From the listing below, count the lines where the string "true" occurs. Give the number, with no other words.

=-=-=

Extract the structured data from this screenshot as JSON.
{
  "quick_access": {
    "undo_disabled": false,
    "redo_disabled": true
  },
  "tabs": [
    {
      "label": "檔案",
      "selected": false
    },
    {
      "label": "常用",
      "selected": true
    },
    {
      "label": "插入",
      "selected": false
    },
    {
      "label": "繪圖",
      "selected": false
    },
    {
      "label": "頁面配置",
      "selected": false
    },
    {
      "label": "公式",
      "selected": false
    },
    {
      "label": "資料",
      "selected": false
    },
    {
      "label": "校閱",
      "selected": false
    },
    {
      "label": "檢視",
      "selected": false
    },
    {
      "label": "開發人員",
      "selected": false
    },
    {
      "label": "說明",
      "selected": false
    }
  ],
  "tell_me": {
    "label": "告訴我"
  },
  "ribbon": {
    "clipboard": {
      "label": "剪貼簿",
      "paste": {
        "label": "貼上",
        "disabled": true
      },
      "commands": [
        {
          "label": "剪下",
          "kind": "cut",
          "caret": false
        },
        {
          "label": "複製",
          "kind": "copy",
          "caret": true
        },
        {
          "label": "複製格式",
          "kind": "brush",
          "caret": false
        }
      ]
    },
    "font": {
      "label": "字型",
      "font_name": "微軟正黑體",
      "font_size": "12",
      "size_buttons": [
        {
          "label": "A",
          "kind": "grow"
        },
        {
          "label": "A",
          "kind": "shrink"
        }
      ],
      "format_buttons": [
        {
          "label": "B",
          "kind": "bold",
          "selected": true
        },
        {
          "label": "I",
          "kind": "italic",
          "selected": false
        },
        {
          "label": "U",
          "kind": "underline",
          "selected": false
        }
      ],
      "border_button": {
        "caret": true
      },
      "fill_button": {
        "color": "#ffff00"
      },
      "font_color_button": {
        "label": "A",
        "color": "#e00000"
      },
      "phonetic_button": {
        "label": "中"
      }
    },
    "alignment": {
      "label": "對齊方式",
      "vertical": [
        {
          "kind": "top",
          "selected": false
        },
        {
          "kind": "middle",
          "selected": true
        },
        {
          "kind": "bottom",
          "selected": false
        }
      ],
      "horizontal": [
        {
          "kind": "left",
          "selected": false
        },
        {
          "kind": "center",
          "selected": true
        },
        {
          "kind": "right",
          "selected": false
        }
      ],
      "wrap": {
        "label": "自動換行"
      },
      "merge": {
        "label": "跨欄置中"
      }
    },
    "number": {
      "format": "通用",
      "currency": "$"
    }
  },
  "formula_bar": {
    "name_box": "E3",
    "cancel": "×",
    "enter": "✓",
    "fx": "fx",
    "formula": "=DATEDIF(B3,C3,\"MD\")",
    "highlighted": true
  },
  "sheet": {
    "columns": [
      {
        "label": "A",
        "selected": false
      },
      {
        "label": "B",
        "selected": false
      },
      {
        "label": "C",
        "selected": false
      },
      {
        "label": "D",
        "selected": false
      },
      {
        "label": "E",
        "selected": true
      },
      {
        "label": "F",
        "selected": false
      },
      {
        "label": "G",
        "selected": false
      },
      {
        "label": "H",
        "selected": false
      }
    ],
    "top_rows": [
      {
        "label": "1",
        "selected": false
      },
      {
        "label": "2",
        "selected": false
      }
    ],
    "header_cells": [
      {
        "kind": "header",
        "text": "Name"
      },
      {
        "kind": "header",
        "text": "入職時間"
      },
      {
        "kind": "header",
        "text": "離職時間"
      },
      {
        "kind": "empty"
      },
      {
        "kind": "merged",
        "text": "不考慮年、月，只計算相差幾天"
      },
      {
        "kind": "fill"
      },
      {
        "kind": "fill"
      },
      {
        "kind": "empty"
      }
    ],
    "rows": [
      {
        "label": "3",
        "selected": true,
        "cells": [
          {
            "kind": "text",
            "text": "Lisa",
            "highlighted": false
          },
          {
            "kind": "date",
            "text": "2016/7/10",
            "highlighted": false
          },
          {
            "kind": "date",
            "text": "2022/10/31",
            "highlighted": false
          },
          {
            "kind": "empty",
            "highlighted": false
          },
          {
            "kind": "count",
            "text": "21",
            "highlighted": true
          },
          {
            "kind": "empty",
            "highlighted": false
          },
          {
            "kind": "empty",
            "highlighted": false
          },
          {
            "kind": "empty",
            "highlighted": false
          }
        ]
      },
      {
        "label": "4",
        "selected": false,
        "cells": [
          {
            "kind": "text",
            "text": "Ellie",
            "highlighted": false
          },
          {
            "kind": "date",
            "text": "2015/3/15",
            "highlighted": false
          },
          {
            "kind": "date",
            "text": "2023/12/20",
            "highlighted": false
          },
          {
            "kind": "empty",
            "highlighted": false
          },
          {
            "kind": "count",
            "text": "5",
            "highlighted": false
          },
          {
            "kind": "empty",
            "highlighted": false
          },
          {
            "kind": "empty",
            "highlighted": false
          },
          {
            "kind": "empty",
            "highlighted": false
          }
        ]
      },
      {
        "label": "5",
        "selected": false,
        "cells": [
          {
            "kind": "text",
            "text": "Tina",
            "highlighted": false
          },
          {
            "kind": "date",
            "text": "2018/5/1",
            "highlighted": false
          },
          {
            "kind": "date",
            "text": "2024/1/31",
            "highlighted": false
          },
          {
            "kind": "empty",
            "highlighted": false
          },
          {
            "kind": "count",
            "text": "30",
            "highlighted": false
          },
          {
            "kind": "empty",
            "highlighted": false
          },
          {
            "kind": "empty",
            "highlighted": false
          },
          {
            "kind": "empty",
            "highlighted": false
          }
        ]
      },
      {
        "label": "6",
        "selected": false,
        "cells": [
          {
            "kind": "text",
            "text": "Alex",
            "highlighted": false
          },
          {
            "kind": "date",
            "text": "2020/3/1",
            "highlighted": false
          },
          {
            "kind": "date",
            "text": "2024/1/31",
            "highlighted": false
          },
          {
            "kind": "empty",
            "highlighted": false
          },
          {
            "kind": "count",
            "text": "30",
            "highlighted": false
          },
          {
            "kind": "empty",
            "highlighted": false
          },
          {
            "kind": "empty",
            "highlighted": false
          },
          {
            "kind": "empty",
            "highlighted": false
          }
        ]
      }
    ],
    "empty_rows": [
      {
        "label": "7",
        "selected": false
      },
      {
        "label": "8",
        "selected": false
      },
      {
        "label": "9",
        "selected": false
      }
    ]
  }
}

=-=-=

* _PROBLEM SOLUTION_
12